• Extrait:
Vendredi dernier, Diana Taurasi a embrassé son adversaire en plein match de basket. Ce n’est pas la première à le faire. Provocation, affection, tendresse, humiliation, revendication… le “smack” est devenu tendance chez les sportifs.

En 1998, la France découvre le bisou de Laurent Blanc sur le crâne chauve de Fabien Barthez. Une image culte qui depuis a fait des émules. Le bisou de Diana Taurasi sur la joue de Seimone Augustus dans le championnat de basket américain en est le dernier exemple. Provocant mais pas méchant, il ressemble un peu à celui de Jérôme Le Banner à Mike Bernardo sur le ring de kickboxing de Tokyo, en 1995.

D’autres “piou” sont moins bien acceptés. Ivan Stuffer joueur de handball est littéralement devenu fou après le bisou de son adversaire sur la joue. Le grand Zlatan, macho parmi les machos était furieux lui aussi…

Heureusement, il y aussi des baisers d’amour. Celui d’Iker Casillas pour sa belle Sara Carbonero après la victoire de l’Espagne en finale de la Coupe du Monde 2010 était spontané quoique surprenant pour la présentatrice. De son côté, “El Kitu”, joueur argentin va célébrer son but en allant embrasser sa maman sur la bouche, comme quand il était petit !

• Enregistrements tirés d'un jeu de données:
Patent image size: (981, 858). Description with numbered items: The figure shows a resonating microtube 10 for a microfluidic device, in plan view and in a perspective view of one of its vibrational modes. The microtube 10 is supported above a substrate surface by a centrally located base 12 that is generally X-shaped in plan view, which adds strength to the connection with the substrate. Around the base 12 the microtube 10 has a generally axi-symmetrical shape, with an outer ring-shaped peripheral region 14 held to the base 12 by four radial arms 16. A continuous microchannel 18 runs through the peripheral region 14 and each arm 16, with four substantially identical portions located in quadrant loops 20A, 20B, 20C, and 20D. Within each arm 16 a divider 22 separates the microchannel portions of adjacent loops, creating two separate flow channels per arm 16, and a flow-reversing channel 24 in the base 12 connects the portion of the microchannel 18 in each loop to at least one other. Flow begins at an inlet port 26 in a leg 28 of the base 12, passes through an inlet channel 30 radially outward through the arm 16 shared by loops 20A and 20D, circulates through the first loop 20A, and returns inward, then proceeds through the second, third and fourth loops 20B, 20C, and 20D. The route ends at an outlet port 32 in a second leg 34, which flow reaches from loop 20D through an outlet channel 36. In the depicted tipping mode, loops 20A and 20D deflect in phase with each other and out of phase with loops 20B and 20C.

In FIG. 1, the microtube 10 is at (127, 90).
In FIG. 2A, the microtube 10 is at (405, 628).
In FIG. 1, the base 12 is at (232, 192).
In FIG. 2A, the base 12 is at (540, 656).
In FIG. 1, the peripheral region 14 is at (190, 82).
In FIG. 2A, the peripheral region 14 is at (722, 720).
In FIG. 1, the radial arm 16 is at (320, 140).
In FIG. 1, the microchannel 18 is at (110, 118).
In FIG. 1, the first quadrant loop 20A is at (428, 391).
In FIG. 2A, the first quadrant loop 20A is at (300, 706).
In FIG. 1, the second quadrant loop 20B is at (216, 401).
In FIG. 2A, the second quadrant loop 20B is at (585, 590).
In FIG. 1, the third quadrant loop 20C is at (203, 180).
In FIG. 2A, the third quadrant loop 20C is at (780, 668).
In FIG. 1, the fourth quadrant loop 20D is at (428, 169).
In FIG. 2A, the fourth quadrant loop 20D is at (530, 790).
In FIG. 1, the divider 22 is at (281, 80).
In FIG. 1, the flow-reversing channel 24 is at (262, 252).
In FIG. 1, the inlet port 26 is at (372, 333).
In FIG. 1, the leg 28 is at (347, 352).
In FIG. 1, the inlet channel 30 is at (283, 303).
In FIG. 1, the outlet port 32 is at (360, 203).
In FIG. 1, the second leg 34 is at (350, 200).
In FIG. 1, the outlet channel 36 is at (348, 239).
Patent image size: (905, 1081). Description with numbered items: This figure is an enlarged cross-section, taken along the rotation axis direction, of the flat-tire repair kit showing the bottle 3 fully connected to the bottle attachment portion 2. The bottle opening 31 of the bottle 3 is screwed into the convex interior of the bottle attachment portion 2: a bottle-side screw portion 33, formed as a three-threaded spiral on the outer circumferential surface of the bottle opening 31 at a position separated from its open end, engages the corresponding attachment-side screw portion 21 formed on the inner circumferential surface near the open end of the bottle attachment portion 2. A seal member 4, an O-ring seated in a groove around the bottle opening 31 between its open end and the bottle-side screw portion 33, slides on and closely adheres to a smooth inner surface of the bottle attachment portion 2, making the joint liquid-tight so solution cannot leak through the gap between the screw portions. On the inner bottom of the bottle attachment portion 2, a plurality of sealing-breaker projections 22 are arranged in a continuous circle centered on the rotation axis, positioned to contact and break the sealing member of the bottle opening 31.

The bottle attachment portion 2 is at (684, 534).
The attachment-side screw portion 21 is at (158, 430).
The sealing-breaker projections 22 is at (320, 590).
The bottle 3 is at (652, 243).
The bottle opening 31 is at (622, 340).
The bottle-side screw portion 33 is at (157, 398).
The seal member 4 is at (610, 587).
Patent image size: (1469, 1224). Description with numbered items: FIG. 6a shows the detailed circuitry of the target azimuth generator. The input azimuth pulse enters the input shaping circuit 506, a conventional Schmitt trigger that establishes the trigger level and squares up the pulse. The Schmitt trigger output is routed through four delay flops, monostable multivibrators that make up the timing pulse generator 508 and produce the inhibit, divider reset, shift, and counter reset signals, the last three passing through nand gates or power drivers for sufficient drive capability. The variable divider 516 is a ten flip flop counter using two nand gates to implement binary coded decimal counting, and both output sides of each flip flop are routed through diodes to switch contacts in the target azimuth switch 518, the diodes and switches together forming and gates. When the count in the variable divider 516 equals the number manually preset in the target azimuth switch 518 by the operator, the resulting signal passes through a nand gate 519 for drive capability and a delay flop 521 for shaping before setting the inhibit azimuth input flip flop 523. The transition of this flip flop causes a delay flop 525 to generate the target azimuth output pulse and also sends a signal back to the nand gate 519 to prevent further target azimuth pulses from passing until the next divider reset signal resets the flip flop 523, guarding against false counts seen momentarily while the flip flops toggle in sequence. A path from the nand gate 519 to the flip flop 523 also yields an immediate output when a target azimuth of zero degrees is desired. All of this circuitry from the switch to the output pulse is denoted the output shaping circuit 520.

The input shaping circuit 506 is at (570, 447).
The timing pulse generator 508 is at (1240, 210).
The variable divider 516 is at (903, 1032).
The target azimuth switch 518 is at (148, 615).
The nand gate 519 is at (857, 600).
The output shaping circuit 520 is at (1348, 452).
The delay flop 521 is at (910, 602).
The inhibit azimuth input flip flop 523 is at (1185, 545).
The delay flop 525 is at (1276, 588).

• Consigne A:
Dans l'article sur les baisers dans le sport, qui Iker Casillas a-t-il embrassé après la victoire de l'Espagne en finale de la Coupe du Monde 2010 ?
• Consigne B:
Poursuivez l'article sur les baisers dans le sport à partir de sa dernière phrase, celle qui parle d'« El Kitu ».
Ce matériel n'a aucun lien avec l'article sur les baisers dans le sport.

• Réponse A:
Sara Carbonero, une présentatrice.

• Réponse B:
Le bisou de Dimitry Tursunov et Igor Andreev restera aussi gravé dans la mémoire des deux hommes. Pour Andreev, ce “kiss” semblait bien normal et fêtait la victoire de son coéquipier, qui lui, semblait tout agité. Ivan Rodriguez et Ugueth Urbina ont retourné la prude amérique après s’être embrassés lors d’un match de baseball.

Enfin, direction Moscou, pour l’un des baisers les plus controversés de Russie. Victorieuses du relais 4x100m lors des Mondiaux, les athlètes russes Yulia Gushchina, Tatyana Firova, Kseniya Ryzhova et Antonina Krivoshapka ont célébré leur victoire avec un bisou sur le podium. A l’heure où Valdimir Poutine durcit la propagande anti-gay en Russie, la polémique a fait rage. Comme quoi, un baiser peut avoir plusieurs significations.